• **Aim of the exercise**
Reproduce the data word for word, from its first line through the line containing "original-query-line: Name = yarowsky&passwd=39297", with both of those lines included.

== Record set ==

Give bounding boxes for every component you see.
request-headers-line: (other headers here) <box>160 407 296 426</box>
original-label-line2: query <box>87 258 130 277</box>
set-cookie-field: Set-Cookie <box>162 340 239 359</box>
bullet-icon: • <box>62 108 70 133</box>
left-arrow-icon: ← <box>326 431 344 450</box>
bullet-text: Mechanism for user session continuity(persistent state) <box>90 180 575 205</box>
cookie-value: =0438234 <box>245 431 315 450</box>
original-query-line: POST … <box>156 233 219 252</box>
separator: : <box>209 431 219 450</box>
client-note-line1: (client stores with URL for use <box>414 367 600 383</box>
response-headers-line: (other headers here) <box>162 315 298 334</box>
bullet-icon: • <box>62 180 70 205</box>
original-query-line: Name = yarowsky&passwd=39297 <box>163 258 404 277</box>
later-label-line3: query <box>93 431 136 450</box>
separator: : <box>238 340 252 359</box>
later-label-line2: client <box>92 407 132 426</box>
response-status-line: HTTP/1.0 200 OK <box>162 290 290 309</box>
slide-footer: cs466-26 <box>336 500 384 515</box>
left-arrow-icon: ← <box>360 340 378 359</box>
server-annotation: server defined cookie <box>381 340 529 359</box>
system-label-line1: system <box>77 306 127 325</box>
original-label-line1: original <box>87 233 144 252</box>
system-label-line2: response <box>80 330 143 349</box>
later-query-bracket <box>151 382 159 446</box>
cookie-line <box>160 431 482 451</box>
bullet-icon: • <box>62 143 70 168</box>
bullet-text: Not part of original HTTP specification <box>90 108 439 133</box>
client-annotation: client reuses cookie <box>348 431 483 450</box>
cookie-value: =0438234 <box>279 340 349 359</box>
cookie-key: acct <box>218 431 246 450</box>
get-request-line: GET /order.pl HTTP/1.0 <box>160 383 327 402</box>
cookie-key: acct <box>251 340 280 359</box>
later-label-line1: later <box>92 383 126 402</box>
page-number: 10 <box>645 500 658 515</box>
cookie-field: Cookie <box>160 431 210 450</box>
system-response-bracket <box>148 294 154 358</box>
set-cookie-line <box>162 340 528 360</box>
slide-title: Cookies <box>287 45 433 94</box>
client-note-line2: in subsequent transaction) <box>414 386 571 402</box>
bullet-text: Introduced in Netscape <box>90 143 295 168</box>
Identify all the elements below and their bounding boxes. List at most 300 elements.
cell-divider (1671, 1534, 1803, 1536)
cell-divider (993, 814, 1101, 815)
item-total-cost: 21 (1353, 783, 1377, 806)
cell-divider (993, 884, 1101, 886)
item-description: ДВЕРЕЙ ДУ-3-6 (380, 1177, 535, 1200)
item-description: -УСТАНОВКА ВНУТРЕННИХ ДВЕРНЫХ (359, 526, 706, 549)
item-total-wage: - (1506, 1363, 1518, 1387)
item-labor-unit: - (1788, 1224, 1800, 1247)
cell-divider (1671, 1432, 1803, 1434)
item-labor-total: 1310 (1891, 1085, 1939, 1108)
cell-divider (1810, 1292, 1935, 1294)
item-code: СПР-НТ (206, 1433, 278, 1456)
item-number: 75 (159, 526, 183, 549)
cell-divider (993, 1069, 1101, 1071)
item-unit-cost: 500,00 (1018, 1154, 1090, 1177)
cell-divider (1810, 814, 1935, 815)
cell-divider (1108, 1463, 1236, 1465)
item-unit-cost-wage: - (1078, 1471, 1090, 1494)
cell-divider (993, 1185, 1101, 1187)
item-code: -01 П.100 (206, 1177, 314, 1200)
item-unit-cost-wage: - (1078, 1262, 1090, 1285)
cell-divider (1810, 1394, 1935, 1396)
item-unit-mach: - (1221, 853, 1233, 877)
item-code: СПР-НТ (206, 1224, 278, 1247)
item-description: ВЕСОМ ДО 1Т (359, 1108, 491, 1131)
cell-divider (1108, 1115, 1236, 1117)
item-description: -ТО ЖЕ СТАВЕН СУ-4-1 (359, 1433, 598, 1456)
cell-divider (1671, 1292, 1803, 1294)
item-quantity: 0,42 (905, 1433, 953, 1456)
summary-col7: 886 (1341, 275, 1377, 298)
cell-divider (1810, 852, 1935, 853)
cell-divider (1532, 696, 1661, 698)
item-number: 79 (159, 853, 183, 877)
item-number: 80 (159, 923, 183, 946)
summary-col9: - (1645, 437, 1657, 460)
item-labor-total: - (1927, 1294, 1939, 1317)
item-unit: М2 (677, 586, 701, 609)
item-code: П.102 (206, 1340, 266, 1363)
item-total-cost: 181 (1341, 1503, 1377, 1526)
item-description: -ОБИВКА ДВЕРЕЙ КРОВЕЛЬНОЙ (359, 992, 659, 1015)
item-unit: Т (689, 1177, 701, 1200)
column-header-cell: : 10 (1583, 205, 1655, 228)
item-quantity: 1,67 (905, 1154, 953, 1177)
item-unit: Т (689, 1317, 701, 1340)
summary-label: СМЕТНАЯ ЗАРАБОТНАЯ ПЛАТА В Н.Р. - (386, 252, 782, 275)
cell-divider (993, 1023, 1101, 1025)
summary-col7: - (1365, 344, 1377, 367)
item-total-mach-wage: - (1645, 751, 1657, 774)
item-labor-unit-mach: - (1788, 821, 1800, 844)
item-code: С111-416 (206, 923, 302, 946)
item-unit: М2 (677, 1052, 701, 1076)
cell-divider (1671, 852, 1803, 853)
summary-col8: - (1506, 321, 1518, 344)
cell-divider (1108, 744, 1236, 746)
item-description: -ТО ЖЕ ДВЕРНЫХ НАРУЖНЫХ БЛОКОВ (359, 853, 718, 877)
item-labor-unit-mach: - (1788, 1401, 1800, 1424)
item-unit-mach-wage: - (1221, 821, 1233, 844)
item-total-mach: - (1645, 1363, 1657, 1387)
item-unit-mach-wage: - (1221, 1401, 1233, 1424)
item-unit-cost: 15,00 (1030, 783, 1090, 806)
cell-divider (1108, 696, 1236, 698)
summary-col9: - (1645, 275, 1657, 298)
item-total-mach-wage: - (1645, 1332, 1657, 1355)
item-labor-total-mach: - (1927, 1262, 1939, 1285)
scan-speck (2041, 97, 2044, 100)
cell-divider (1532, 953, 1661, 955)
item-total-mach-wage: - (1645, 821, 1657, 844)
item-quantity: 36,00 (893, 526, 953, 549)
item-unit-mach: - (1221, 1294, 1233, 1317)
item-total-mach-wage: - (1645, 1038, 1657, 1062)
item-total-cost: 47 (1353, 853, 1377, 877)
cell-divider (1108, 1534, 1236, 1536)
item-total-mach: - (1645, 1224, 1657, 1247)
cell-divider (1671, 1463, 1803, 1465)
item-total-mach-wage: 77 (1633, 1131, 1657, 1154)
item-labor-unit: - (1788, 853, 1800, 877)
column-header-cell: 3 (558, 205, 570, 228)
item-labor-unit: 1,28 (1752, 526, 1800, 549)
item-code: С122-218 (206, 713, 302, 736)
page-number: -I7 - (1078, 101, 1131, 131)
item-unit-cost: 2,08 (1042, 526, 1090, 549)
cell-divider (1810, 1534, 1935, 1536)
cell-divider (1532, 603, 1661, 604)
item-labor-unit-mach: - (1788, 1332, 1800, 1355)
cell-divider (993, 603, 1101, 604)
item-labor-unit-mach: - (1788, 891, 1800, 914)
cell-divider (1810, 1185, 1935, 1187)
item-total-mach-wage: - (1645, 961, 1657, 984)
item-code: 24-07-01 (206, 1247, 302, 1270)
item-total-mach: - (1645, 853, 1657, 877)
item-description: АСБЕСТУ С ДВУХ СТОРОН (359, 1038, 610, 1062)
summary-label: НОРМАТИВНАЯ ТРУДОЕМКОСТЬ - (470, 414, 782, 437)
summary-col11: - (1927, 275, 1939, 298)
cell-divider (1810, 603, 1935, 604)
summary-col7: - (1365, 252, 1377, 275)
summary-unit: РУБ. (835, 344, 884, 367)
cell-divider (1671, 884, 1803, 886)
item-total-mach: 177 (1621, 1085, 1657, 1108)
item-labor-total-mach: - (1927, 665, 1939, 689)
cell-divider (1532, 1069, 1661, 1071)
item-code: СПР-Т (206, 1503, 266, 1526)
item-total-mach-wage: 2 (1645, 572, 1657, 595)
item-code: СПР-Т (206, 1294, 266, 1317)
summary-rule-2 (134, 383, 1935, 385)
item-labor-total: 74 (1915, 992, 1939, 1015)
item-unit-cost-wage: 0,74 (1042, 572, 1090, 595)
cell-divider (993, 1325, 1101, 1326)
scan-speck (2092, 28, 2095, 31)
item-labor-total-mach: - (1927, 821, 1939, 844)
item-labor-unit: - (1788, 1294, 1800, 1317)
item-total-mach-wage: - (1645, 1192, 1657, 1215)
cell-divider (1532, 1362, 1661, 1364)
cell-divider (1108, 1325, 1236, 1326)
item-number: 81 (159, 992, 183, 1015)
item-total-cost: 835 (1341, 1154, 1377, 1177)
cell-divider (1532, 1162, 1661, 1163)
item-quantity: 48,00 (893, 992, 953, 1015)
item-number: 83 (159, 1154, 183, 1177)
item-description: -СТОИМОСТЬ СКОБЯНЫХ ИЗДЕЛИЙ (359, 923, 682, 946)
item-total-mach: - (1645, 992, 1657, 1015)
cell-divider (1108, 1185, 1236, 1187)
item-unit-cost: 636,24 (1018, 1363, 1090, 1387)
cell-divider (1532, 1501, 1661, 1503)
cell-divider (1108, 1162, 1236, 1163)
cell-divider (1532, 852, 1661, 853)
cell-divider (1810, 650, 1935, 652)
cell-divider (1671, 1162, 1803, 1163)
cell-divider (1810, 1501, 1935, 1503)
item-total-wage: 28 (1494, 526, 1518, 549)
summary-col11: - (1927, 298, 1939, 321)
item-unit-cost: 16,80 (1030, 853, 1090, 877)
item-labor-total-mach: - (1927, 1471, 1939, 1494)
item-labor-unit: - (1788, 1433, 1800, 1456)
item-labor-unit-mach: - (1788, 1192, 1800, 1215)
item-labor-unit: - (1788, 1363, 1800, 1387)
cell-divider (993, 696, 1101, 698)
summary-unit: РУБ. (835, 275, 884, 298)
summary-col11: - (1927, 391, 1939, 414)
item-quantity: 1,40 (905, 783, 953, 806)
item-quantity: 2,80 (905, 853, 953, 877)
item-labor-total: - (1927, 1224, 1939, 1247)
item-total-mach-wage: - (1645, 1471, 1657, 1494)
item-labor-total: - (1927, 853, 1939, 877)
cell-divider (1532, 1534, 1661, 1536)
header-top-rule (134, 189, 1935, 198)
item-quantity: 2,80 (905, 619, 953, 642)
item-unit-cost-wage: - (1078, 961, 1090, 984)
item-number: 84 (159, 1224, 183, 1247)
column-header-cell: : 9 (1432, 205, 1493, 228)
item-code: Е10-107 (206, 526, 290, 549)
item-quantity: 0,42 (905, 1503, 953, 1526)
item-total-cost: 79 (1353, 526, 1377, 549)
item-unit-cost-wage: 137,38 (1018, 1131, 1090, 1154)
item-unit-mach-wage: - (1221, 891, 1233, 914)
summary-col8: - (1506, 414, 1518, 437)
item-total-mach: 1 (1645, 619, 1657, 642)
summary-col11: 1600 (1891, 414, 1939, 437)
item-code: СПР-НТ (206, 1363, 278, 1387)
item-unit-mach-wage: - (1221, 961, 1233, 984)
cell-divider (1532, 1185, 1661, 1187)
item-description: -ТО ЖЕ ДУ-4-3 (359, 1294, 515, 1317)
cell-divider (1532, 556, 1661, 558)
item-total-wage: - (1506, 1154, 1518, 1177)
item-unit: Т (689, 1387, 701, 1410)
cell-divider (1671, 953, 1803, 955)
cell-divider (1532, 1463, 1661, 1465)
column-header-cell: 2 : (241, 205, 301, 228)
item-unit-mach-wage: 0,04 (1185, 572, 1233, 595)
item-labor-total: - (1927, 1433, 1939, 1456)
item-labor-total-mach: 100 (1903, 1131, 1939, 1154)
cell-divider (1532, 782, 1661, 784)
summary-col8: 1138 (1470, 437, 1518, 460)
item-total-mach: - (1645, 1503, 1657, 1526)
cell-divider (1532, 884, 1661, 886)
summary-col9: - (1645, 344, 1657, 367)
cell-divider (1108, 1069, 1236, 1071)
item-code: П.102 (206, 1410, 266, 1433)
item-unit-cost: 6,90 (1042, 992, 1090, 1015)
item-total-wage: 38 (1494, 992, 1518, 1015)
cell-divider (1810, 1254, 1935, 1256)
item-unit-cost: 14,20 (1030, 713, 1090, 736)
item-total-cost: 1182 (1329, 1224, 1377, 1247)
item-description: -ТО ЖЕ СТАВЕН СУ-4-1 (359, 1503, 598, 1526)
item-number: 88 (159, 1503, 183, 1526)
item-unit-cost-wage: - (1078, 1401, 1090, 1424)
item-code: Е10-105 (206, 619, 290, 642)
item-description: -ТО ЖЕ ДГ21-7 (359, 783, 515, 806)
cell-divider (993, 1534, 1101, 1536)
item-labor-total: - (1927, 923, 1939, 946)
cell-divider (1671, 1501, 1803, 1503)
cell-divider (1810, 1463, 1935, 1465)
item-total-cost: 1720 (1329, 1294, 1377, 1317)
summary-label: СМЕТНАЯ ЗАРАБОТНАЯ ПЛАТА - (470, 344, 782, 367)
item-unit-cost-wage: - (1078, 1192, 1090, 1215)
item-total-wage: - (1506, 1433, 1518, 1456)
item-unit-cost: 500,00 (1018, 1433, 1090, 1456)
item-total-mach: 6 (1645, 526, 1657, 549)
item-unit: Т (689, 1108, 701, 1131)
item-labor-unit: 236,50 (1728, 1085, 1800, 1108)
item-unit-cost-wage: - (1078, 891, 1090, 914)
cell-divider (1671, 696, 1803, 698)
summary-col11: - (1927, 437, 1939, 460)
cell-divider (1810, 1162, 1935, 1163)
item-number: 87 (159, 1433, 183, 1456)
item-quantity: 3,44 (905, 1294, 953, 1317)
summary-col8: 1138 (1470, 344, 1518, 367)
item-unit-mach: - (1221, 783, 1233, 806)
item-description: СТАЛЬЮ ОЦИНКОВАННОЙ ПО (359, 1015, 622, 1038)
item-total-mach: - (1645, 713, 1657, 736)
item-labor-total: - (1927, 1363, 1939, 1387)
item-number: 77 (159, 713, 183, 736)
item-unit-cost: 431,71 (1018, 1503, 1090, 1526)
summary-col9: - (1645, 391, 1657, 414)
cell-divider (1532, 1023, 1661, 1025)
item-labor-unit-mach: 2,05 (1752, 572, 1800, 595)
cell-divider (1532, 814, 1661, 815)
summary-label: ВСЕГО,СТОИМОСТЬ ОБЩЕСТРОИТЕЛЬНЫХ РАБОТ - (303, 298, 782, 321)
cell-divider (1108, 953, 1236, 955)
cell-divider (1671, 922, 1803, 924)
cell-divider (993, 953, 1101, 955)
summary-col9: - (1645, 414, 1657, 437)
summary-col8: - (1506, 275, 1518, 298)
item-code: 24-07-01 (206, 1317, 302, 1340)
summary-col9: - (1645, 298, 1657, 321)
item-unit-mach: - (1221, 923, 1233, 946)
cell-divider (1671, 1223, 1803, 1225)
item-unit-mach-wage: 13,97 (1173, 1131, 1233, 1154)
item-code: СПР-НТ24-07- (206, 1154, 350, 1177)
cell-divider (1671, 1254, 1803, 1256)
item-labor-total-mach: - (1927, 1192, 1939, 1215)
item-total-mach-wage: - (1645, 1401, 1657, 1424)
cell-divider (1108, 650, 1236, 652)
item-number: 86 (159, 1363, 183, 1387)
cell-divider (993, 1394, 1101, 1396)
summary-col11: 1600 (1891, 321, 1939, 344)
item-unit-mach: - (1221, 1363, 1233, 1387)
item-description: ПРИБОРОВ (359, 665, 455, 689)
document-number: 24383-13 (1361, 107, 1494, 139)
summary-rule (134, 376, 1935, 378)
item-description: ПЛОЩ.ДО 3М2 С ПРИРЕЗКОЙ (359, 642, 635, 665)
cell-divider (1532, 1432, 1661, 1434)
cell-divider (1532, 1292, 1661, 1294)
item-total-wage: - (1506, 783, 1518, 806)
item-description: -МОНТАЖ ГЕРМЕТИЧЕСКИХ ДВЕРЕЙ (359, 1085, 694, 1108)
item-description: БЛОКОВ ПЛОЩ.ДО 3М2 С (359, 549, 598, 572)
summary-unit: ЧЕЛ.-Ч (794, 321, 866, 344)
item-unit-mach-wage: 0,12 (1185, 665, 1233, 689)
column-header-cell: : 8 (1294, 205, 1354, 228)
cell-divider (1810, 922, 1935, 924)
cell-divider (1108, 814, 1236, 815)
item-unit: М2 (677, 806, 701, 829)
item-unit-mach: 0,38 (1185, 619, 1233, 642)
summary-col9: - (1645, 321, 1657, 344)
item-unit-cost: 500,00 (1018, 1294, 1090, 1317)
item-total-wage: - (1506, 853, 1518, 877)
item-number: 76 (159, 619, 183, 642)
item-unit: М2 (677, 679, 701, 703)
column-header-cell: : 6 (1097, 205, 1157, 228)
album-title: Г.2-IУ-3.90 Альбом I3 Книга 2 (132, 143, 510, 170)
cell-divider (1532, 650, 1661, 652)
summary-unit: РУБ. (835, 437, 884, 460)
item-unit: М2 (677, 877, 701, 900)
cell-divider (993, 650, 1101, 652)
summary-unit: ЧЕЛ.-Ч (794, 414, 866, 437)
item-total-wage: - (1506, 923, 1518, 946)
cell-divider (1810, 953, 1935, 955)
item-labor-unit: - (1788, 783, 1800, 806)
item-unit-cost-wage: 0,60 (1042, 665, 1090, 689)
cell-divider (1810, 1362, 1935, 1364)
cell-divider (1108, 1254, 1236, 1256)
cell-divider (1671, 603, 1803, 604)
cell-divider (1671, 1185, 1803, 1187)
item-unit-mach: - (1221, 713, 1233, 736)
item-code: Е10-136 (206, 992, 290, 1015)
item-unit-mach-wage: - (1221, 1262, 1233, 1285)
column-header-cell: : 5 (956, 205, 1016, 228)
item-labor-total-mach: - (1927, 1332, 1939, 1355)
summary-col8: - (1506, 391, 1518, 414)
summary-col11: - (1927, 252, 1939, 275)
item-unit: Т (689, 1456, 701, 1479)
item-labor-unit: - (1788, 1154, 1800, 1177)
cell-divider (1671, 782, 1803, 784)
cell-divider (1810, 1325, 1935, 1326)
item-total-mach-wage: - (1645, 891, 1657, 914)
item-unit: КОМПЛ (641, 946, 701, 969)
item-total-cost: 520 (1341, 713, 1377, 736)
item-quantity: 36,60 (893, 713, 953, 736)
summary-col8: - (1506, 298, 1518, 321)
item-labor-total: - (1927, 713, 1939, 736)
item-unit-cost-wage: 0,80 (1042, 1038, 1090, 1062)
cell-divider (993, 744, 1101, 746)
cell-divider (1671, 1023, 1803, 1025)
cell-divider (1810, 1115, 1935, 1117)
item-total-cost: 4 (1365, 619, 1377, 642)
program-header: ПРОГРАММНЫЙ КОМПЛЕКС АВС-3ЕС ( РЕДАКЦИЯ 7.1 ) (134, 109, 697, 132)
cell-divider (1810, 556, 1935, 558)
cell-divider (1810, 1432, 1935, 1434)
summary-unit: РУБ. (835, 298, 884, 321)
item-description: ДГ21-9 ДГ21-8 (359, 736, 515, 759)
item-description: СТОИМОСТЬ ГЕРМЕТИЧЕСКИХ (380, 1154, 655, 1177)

===

• **Correct output**
Give bounding boxes for every component you see.
request-headers-line: (other headers here) <box>160 407 296 426</box>
original-label-line2: query <box>87 258 130 277</box>
set-cookie-field: Set-Cookie <box>162 340 239 359</box>
bullet-icon: • <box>62 108 70 133</box>
left-arrow-icon: ← <box>326 431 344 450</box>
bullet-text: Mechanism for user session continuity(persistent state) <box>90 180 575 205</box>
cookie-value: =0438234 <box>245 431 315 450</box>
original-query-line: POST … <box>156 233 219 252</box>
separator: : <box>209 431 219 450</box>
client-note-line1: (client stores with URL for use <box>414 367 600 383</box>
response-headers-line: (other headers here) <box>162 315 298 334</box>
bullet-icon: • <box>62 180 70 205</box>
original-query-line: Name = yarowsky&passwd=39297 <box>163 258 404 277</box>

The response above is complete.